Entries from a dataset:
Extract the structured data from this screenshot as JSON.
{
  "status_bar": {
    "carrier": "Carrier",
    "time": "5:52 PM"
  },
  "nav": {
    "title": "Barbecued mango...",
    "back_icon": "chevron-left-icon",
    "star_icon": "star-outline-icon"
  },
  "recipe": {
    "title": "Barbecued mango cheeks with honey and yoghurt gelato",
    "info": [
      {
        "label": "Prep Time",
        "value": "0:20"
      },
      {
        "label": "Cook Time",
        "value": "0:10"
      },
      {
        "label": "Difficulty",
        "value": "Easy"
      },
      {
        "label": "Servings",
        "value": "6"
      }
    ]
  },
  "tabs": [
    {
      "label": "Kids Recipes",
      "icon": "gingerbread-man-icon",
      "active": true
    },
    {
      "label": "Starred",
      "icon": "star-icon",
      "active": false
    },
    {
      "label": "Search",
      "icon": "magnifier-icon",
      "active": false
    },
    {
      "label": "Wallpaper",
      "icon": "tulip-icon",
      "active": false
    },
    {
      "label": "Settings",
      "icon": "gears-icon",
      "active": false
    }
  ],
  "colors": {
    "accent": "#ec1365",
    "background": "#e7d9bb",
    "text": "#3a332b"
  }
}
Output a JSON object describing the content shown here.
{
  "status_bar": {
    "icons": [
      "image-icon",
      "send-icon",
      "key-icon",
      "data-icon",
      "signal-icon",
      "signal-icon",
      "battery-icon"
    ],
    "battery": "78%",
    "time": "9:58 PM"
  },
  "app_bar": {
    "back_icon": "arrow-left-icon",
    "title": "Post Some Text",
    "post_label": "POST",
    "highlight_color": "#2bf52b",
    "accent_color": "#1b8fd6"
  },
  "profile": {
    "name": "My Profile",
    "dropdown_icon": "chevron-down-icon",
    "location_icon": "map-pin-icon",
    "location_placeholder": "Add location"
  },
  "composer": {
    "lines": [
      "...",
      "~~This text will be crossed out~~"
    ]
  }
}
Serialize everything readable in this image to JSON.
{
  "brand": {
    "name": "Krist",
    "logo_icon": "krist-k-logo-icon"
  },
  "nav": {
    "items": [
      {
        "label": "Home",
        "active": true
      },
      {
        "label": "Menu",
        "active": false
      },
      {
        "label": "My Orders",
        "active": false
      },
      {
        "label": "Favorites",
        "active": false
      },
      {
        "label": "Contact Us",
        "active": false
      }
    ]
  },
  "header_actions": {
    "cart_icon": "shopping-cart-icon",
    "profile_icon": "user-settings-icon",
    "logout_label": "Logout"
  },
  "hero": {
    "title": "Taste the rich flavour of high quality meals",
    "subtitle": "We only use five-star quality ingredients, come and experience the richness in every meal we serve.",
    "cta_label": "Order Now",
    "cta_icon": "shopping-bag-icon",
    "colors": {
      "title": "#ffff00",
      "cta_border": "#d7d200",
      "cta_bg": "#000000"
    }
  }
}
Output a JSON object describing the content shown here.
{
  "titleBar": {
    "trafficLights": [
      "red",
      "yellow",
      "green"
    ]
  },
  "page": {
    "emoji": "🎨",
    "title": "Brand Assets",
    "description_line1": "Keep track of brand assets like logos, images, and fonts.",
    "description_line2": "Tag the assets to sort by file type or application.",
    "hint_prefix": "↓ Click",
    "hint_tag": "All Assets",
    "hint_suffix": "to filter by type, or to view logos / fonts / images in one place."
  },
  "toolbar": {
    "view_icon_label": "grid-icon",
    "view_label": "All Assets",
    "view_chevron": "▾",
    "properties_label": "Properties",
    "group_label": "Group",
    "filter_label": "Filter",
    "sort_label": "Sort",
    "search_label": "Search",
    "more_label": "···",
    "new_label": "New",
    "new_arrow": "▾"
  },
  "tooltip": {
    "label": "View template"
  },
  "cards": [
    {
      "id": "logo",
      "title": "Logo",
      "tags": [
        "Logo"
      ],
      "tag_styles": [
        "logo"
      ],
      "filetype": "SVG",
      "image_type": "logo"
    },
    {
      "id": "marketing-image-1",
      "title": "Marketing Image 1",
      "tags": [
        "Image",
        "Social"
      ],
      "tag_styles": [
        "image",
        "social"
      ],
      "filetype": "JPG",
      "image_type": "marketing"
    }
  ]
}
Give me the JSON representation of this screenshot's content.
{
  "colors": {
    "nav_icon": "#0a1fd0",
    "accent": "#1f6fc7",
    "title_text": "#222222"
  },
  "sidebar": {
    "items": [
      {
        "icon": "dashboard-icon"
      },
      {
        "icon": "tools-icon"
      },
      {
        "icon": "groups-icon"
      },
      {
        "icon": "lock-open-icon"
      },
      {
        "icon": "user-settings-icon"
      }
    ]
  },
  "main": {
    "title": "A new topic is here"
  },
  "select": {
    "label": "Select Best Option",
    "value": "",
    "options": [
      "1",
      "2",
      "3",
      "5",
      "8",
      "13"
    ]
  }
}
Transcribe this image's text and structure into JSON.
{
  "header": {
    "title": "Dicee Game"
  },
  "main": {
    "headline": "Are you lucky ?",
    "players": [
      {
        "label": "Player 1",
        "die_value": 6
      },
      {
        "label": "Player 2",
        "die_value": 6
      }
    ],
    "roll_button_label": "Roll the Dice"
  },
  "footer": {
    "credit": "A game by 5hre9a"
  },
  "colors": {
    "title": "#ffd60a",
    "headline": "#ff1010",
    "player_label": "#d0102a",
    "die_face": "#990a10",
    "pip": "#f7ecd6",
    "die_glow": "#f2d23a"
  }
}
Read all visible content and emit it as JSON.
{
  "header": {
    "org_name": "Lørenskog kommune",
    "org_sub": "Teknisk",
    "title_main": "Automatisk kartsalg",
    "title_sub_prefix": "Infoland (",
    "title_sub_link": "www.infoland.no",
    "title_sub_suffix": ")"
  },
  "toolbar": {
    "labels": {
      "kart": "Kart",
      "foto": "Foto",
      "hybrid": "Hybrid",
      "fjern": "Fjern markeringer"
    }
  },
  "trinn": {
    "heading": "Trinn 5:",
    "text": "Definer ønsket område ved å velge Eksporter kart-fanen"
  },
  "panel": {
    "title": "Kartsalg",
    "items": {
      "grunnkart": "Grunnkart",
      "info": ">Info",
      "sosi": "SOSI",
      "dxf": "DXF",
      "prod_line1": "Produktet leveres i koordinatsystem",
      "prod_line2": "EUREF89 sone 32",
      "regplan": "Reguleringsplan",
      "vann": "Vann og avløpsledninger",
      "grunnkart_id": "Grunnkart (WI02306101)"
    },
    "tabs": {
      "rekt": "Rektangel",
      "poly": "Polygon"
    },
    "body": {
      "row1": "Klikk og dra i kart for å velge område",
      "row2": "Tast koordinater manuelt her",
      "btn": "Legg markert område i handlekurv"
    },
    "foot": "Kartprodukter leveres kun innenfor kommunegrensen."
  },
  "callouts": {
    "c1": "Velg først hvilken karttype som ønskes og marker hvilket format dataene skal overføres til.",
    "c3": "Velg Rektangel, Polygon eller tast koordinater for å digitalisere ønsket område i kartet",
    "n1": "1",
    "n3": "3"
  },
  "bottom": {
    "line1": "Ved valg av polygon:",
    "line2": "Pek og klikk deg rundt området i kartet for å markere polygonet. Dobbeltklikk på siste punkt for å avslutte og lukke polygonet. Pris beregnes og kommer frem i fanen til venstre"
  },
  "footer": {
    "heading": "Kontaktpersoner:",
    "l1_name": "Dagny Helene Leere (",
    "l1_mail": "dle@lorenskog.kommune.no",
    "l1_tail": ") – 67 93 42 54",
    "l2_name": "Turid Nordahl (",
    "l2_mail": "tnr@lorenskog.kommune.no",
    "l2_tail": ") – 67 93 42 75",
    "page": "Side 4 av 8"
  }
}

• **What is expected**
Return all of the above records exactly, leaving no line out.

• **Answer below**
Extract the structured data from this screenshot as JSON.
{
  "status_bar": {
    "carrier": "Carrier",
    "time": "5:52 PM"
  },
  "nav": {
    "title": "Barbecued mango...",
    "back_icon": "chevron-left-icon",
    "star_icon": "star-outline-icon"
  },
  "recipe": {
    "title": "Barbecued mango cheeks with honey and yoghurt gelato",
    "info": [
      {
        "label": "Prep Time",
        "value": "0:20"
      },
      {
        "label": "Cook Time",
        "value": "0:10"
      },
      {
        "label": "Difficulty",
        "value": "Easy"
      },
      {
        "label": "Servings",
        "value": "6"
      }
    ]
  },
  "tabs": [
    {
      "label": "Kids Recipes",
      "icon": "gingerbread-man-icon",
      "active": true
    },
    {
      "label": "Starred",
      "icon": "star-icon",
      "active": false
    },
    {
      "label": "Search",
      "icon": "magnifier-icon",
      "active": false
    },
    {
      "label": "Wallpaper",
      "icon": "tulip-icon",
      "active": false
    },
    {
      "label": "Settings",
      "icon": "gears-icon",
      "active": false
    }
  ],
  "colors": {
    "accent": "#ec1365",
    "background": "#e7d9bb",
    "text": "#3a332b"
  }
}
Output a JSON object describing the content shown here.
{
  "status_bar": {
    "icons": [
      "image-icon",
      "send-icon",
      "key-icon",
      "data-icon",
      "signal-icon",
      "signal-icon",
      "battery-icon"
    ],
    "battery": "78%",
    "time": "9:58 PM"
  },
  "app_bar": {
    "back_icon": "arrow-left-icon",
    "title": "Post Some Text",
    "post_label": "POST",
    "highlight_color": "#2bf52b",
    "accent_color": "#1b8fd6"
  },
  "profile": {
    "name": "My Profile",
    "dropdown_icon": "chevron-down-icon",
    "location_icon": "map-pin-icon",
    "location_placeholder": "Add location"
  },
  "composer": {
    "lines": [
      "...",
      "~~This text will be crossed out~~"
    ]
  }
}
Serialize everything readable in this image to JSON.
{
  "brand": {
    "name": "Krist",
    "logo_icon": "krist-k-logo-icon"
  },
  "nav": {
    "items": [
      {
        "label": "Home",
        "active": true
      },
      {
        "label": "Menu",
        "active": false
      },
      {
        "label": "My Orders",
        "active": false
      },
      {
        "label": "Favorites",
        "active": false
      },
      {
        "label": "Contact Us",
        "active": false
      }
    ]
  },
  "header_actions": {
    "cart_icon": "shopping-cart-icon",
    "profile_icon": "user-settings-icon",
    "logout_label": "Logout"
  },
  "hero": {
    "title": "Taste the rich flavour of high quality meals",
    "subtitle": "We only use five-star quality ingredients, come and experience the richness in every meal we serve.",
    "cta_label": "Order Now",
    "cta_icon": "shopping-bag-icon",
    "colors": {
      "title": "#ffff00",
      "cta_border": "#d7d200",
      "cta_bg": "#000000"
    }
  }
}
Output a JSON object describing the content shown here.
{
  "titleBar": {
    "trafficLights": [
      "red",
      "yellow",
      "green"
    ]
  },
  "page": {
    "emoji": "🎨",
    "title": "Brand Assets",
    "description_line1": "Keep track of brand assets like logos, images, and fonts.",
    "description_line2": "Tag the assets to sort by file type or application.",
    "hint_prefix": "↓ Click",
    "hint_tag": "All Assets",
    "hint_suffix": "to filter by type, or to view logos / fonts / images in one place."
  },
  "toolbar": {
    "view_icon_label": "grid-icon",
    "view_label": "All Assets",
    "view_chevron": "▾",
    "properties_label": "Properties",
    "group_label": "Group",
    "filter_label": "Filter",
    "sort_label": "Sort",
    "search_label": "Search",
    "more_label": "···",
    "new_label": "New",
    "new_arrow": "▾"
  },
  "tooltip": {
    "label": "View template"
  },
  "cards": [
    {
      "id": "logo",
      "title": "Logo",
      "tags": [
        "Logo"
      ],
      "tag_styles": [
        "logo"
      ],
      "filetype": "SVG",
      "image_type": "logo"
    },
    {
      "id": "marketing-image-1",
      "title": "Marketing Image 1",
      "tags": [
        "Image",
        "Social"
      ],
      "tag_styles": [
        "image",
        "social"
      ],
      "filetype": "JPG",
      "image_type": "marketing"
    }
  ]
}
Give me the JSON representation of this screenshot's content.
{
  "colors": {
    "nav_icon": "#0a1fd0",
    "accent": "#1f6fc7",
    "title_text": "#222222"
  },
  "sidebar": {
    "items": [
      {
        "icon": "dashboard-icon"
      },
      {
        "icon": "tools-icon"
      },
      {
        "icon": "groups-icon"
      },
      {
        "icon": "lock-open-icon"
      },
      {
        "icon": "user-settings-icon"
      }
    ]
  },
  "main": {
    "title": "A new topic is here"
  },
  "select": {
    "label": "Select Best Option",
    "value": "",
    "options": [
      "1",
      "2",
      "3",
      "5",
      "8",
      "13"
    ]
  }
}
Transcribe this image's text and structure into JSON.
{
  "header": {
    "title": "Dicee Game"
  },
  "main": {
    "headline": "Are you lucky ?",
    "players": [
      {
        "label": "Player 1",
        "die_value": 6
      },
      {
        "label": "Player 2",
        "die_value": 6
      }
    ],
    "roll_button_label": "Roll the Dice"
  },
  "footer": {
    "credit": "A game by 5hre9a"
  },
  "colors": {
    "title": "#ffd60a",
    "headline": "#ff1010",
    "player_label": "#d0102a",
    "die_face": "#990a10",
    "pip": "#f7ecd6",
    "die_glow": "#f2d23a"
  }
}
Read all visible content and emit it as JSON.
{
  "header": {
    "org_name": "Lørenskog kommune",
    "org_sub": "Teknisk",
    "title_main": "Automatisk kartsalg",
    "title_sub_prefix": "Infoland (",
    "title_sub_link": "www.infoland.no",
    "title_sub_suffix": ")"
  },
  "toolbar": {
    "labels": {
      "kart": "Kart",
      "foto": "Foto",
      "hybrid": "Hybrid",
      "fjern": "Fjern markeringer"
    }
  },
  "trinn": {
    "heading": "Trinn 5:",
    "text": "Definer ønsket område ved å velge Eksporter kart-fanen"
  },
  "panel": {
    "title": "Kartsalg",
    "items": {
      "grunnkart": "Grunnkart",
      "info": ">Info",
      "sosi": "SOSI",
      "dxf": "DXF",
      "prod_line1": "Produktet leveres i koordinatsystem",
      "prod_line2": "EUREF89 sone 32",
      "regplan": "Reguleringsplan",
      "vann": "Vann og avløpsledninger",
      "grunnkart_id": "Grunnkart (WI02306101)"
    },
    "tabs": {
      "rekt": "Rektangel",
      "poly": "Polygon"
    },
    "body": {
      "row1": "Klikk og dra i kart for å velge område",
      "row2": "Tast koordinater manuelt her",
      "btn": "Legg markert område i handlekurv"
    },
    "foot": "Kartprodukter leveres kun innenfor kommunegrensen."
  },
  "callouts": {
    "c1": "Velg først hvilken karttype som ønskes og marker hvilket format dataene skal overføres til.",
    "c3": "Velg Rektangel, Polygon eller tast koordinater for å digitalisere ønsket område i kartet",
    "n1": "1",
    "n3": "3"
  },
  "bottom": {
    "line1": "Ved valg av polygon:",
    "line2": "Pek og klikk deg rundt området i kartet for å markere polygonet. Dobbeltklikk på siste punkt for å avslutte og lukke polygonet. Pris beregnes og kommer frem i fanen til venstre"
  },
  "footer": {
    "heading": "Kontaktpersoner:",
    "l1_name": "Dagny Helene Leere (",
    "l1_mail": "dle@lorenskog.kommune.no",
    "l1_tail": ") – 67 93 42 54",
    "l2_name": "Turid Nordahl (",
    "l2_mail": "tnr@lorenskog.kommune.no",
    "l2_tail": ") – 67 93 42 75",
    "page": "Side 4 av 8"
  }
}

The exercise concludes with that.